WHAT THE TASK ASKS: Among the lines below, count those with "rows". Give the total alone.

*** MATERIAL SHOWN ***

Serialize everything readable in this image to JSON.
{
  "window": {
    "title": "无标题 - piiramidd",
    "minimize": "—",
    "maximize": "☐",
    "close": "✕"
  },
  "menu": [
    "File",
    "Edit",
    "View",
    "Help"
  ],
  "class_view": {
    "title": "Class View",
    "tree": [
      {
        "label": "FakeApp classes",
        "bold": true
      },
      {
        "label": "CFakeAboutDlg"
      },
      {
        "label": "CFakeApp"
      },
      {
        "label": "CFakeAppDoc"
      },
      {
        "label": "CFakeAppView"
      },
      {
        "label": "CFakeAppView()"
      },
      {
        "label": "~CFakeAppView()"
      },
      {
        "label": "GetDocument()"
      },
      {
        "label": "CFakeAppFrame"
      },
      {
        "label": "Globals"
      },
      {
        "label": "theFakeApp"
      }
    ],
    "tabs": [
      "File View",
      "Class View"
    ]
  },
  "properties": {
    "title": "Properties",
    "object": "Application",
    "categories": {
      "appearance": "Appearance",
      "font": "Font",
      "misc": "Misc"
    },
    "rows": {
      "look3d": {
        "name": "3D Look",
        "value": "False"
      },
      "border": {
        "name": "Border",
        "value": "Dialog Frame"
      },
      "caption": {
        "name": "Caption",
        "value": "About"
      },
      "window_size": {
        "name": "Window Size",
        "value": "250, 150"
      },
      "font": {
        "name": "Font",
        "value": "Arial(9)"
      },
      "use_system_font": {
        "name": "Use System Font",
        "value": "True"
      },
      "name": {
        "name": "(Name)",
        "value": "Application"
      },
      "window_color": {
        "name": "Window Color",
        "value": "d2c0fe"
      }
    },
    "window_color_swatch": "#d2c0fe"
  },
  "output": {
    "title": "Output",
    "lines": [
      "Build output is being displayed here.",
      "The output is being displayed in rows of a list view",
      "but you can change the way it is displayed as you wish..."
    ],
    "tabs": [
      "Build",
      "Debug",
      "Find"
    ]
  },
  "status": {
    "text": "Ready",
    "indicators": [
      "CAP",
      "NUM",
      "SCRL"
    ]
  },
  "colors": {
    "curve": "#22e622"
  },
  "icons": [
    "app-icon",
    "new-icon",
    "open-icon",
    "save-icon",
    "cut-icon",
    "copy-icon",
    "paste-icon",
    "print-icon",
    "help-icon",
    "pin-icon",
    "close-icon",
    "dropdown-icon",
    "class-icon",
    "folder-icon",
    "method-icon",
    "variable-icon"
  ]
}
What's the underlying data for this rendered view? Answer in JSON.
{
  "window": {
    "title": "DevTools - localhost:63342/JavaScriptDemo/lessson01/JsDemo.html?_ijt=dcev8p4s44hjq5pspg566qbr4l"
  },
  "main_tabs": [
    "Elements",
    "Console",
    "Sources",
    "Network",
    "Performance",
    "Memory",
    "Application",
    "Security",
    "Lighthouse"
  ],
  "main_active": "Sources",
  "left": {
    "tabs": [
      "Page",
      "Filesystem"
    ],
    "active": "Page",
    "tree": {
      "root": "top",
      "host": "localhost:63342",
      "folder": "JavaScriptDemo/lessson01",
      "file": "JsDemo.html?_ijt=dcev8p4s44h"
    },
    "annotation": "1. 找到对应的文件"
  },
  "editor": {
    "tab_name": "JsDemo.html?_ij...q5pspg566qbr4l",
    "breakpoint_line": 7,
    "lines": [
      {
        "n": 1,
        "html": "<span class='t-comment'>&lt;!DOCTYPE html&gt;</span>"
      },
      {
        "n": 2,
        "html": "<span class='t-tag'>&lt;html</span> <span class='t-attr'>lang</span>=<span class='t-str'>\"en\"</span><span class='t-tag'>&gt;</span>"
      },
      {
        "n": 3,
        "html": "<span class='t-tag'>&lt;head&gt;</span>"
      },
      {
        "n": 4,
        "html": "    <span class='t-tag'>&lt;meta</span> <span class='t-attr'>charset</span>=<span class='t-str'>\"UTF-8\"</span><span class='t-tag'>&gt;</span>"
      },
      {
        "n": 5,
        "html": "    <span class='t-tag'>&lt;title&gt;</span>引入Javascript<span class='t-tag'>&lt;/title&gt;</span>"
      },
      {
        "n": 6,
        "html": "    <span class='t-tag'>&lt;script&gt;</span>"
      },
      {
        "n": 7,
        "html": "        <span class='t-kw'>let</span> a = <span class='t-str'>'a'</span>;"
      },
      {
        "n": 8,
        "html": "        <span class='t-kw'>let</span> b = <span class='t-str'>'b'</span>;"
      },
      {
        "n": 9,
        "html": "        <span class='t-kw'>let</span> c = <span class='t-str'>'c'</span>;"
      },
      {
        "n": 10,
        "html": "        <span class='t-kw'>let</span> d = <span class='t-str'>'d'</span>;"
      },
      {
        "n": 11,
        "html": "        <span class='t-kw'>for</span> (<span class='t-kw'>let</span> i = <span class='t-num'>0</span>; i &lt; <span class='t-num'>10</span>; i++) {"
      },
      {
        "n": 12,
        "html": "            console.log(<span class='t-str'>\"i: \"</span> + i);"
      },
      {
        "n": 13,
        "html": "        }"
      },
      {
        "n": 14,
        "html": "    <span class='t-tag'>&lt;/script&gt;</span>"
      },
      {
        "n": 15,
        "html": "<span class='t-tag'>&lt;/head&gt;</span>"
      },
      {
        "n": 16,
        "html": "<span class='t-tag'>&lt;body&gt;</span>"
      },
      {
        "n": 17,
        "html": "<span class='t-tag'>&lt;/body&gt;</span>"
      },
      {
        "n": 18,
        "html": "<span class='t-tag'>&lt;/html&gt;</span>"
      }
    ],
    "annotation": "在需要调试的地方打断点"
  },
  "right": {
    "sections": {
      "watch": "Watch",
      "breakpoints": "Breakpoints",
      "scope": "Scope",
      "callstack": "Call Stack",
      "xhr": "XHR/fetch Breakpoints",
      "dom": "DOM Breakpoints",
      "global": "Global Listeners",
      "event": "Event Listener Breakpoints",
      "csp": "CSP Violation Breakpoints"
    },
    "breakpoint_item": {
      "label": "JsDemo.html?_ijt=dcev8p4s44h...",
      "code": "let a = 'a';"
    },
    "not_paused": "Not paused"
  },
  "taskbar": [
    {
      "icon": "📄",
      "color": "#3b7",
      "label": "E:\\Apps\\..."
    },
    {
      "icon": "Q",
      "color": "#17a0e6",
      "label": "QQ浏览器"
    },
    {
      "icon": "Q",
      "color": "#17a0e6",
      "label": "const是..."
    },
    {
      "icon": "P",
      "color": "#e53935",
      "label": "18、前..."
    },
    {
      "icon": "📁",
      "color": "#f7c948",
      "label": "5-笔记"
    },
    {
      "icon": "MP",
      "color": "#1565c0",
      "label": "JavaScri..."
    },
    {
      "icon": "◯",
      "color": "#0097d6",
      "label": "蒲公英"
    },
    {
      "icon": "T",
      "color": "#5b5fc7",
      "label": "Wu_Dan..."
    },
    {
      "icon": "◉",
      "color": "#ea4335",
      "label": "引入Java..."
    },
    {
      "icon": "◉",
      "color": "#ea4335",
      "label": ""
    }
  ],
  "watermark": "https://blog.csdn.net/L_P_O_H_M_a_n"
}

***

WRITTEN SOLUTION: 2